* _EXTRACTED TEXT_
━━━━━━━━━━
Graeme Harper captures another distorted image of a main character.
  • Graeme Harper's penchant for including a distorted image of a main character is present in this story. Though not included in every single episode he's directed for BBC Wales, it's seen often enough in the majority of his stories to be considered something of a directorial "signature". More typically achieved through the use of refraction (The Unicorn and the Wasp, Army of Ghosts, Journey's End and Utopia), here the motif is continued through the use of reflection. The theme of Donna's multiple worlds is caught through the simple use of mirrors, much as the notion of investigation was conveyed by the use of magnifying glasses in earlier stories.
  • According to Russell T Davies on Doctor Who Confidential this episode is the "cheap episode", as he wanted the TARDIS to be on fire, but the budget didn't allow for the effect.
  • A variation of 'The Wall Theme', (The Wall Theme is a variation of Rose's Theme, played in Doomsday.) with added guitar parts, is played before Donna is sent back in time.
  • Two pieces of background pop music return from other episodes. In the scene in which Donna goes out with her friends to celebrate her new job at Chowdry's personal assistant, one of the songs from her reception in Runaway Bride can be heard. Later, the song underscoring the Noble family's arrival at Firbourne House for their raffle-won holiday is the same rock version of "Rudolph the Red-Nosed Reindeer" first heard on Mickey's radio in the The Christmas Invasion's teaser.
  • Billie Piper states in the accompanying Doctor Who Confidential episode that she had forgotten how to play Rose, and needed to watch past episodes to remind herself.
  • This isn't the first time a Doctor Who story has examined a "What if..." scenario involving the Doctor's influence on a person's life. A similar storyline involved Eighth Doctor companion Samantha Jones, depicted in two wildly diverging timelines (EDA: Unnatural History).

Ratings

Myths and rumours

  • Many fan reviews and discussions of this episode have noted that, for reasons unknown, Billie Piper speaks with a noticeable lisp in many of her scenes - a lisp not present when she was last on the show. Among the speculated reasons as to why is Piper's statement on Doctor Who Confidential (see above) that she had forgotten how to play Rose -- a character who speaks with a more working-class accent than Piper's natural voice. Rose is starting to speak more like the Doctor himself as she has become more like him in the sense of using technobabble and not wishing to accept salutes, nor does she reveal her name. The lisp is present, but less noticeable in the next two episodes.

Filming Locations

to be added

Discontinuity, Plot Holes, Errors

  • The sound and shaking of the Royal Hope disappearing is heard before it actually vanished, whereas in Smith and Jones the sound was heard during the incident. It is a reference to the Doctor Who story that would come next.
━━━━━━━━━━
* _EXERCISE REQUIREMENTS_
[1] In the Doctor Who episode notes, what prevented the TARDIS from being on fire in this episode?
[2] Please retype the Doctor Who episode notes from "Myths and rumours" to "next two episodes.".

[Bounding box prediction data]
━━━━━━━━━━
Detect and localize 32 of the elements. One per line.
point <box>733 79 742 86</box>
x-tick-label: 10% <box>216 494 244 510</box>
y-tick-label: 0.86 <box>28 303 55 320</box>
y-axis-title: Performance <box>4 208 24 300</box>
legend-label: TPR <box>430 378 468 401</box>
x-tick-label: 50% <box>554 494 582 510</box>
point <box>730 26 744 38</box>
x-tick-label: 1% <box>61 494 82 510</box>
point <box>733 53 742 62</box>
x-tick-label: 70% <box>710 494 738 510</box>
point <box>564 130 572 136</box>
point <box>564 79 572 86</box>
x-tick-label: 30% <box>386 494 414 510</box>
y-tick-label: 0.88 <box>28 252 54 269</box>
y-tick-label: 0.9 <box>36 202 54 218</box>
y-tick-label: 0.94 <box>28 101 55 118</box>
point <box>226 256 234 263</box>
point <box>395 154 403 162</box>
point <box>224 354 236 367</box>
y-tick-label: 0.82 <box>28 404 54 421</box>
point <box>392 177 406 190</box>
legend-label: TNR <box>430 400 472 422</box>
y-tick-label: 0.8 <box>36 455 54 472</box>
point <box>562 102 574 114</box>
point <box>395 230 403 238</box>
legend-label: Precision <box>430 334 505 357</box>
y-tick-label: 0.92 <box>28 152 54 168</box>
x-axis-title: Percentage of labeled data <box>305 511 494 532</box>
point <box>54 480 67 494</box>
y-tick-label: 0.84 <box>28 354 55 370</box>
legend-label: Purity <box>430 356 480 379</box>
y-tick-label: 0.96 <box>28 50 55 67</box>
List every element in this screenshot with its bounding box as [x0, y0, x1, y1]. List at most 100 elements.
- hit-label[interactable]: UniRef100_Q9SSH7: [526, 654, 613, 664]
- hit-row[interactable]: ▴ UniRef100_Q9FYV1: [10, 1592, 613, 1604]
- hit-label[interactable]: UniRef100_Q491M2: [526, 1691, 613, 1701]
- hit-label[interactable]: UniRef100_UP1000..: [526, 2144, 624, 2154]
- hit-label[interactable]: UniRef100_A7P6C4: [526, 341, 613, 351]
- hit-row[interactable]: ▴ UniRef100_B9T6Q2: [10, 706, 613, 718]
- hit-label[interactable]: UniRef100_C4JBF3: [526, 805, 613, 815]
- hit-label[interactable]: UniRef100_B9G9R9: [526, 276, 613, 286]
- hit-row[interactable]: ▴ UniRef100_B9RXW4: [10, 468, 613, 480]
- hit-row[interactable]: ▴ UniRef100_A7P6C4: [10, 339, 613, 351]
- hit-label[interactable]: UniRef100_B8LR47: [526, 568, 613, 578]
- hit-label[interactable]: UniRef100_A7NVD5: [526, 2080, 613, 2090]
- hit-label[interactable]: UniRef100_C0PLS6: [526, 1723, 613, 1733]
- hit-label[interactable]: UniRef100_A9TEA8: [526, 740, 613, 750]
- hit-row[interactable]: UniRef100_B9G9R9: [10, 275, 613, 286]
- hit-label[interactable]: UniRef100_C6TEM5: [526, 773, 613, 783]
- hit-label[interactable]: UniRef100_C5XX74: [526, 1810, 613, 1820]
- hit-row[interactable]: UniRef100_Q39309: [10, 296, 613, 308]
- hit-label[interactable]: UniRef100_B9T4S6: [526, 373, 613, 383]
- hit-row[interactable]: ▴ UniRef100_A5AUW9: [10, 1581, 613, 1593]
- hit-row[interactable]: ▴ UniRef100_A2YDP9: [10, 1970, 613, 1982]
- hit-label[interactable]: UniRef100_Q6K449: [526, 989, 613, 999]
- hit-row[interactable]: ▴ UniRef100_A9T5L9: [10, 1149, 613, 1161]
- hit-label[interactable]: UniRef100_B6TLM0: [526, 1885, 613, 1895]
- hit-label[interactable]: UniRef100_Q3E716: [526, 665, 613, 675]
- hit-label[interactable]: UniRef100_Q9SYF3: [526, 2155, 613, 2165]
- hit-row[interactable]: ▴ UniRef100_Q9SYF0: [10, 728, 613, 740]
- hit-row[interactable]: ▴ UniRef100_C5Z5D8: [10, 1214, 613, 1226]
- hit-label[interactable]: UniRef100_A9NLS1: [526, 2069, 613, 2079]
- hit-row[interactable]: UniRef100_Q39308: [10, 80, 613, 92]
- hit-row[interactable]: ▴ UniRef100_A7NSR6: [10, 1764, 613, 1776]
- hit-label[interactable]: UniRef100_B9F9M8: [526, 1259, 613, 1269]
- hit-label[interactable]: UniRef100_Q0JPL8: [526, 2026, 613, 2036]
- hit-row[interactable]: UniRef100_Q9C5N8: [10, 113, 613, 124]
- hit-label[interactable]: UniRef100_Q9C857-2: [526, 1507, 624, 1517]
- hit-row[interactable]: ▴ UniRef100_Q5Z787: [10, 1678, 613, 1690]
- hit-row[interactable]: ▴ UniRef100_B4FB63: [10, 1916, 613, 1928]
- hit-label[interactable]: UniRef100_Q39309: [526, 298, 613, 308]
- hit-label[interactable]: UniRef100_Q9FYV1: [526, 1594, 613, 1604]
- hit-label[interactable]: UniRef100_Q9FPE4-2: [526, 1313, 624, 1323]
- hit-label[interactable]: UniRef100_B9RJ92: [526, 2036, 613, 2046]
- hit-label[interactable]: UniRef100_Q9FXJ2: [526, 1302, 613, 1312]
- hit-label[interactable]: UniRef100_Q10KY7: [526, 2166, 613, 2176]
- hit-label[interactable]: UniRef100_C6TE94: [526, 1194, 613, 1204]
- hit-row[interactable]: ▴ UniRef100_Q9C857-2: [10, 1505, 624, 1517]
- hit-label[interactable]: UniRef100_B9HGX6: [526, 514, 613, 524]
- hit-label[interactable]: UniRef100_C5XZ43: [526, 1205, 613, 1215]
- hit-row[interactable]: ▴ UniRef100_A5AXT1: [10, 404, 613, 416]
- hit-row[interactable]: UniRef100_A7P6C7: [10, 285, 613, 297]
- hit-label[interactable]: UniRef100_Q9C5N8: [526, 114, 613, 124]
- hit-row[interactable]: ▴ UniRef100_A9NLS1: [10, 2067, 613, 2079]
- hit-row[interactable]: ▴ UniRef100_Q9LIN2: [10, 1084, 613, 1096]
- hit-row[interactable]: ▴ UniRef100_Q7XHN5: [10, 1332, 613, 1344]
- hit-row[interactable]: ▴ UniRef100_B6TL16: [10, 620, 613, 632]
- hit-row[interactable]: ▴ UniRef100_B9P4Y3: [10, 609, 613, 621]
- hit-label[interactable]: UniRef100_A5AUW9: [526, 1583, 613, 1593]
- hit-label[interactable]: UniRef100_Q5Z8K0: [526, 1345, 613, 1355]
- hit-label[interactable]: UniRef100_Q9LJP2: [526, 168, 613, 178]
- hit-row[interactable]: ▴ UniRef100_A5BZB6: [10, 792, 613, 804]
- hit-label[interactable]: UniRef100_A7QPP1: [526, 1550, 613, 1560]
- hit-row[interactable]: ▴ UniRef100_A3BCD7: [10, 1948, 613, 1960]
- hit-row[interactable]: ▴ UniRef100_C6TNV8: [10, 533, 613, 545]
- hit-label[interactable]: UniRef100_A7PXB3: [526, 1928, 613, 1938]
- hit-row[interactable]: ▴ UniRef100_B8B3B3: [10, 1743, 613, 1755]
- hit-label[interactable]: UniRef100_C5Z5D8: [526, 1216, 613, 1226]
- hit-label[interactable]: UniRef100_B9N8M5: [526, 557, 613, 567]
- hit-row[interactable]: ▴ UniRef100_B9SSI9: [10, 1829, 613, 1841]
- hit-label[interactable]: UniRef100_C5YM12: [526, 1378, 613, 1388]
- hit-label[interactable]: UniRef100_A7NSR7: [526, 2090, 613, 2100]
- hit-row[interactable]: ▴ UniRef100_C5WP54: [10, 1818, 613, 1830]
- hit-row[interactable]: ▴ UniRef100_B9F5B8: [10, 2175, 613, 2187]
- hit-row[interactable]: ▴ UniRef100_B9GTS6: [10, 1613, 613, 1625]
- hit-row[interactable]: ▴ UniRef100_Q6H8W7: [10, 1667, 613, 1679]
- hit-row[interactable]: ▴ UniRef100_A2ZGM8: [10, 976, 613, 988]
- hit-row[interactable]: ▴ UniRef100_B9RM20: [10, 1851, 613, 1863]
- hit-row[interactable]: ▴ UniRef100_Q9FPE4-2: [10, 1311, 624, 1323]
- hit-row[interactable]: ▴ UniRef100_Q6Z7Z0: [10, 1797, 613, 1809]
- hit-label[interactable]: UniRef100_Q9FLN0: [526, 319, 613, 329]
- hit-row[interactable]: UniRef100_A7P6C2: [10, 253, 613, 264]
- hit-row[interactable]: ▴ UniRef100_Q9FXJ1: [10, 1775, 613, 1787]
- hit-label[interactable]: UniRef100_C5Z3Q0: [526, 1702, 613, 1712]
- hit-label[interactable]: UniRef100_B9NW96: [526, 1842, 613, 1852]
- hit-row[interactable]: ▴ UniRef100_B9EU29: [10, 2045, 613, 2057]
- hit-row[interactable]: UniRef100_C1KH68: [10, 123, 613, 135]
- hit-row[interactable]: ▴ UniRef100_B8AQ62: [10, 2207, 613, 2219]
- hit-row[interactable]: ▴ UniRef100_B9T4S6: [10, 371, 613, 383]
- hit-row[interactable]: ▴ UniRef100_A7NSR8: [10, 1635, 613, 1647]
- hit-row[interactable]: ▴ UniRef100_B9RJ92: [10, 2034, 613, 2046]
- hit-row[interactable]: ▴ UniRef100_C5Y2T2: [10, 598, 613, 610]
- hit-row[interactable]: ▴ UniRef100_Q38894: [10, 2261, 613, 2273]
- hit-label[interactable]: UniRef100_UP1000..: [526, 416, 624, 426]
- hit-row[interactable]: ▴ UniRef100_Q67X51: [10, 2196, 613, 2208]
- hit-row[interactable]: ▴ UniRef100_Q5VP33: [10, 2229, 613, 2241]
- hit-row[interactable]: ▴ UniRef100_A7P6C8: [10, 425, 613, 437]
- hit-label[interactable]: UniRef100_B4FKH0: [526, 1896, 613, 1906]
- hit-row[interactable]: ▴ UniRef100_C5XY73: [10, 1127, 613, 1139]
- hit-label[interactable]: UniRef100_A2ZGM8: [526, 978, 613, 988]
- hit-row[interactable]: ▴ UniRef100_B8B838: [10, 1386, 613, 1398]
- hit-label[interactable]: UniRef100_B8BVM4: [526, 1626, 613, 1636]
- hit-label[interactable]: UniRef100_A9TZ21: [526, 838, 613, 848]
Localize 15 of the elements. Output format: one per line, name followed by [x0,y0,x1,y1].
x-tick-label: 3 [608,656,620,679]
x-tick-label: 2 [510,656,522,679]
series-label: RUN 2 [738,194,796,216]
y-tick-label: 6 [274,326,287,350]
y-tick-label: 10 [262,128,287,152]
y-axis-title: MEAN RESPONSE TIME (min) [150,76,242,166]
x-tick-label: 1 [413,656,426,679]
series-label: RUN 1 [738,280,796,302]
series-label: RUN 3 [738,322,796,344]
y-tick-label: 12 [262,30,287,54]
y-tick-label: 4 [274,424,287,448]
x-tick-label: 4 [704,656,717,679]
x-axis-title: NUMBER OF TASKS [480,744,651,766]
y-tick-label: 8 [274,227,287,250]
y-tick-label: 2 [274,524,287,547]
━━━━━━━━━━
* _SOLUTIONS_
[1] The budget didn't allow for the effect.

[2]
Myths and rumours

  • Many fan reviews and discussions of this episode have noted that, for reasons unknown, Billie Piper speaks with a noticeable lisp in many of her scenes - a lisp not present when she was last on the show. Among the speculated reasons as to why is Piper's statement on Doctor Who Confidential (see above) that she had forgotten how to play Rose -- a character who speaks with a more working-class accent than Piper's natural voice. Rose is starting to speak more like the Doctor himself as she has become more like him in the sense of using technobabble and not wishing to accept salutes, nor does she reveal her name. The lisp is present, but less noticeable in the next two episodes.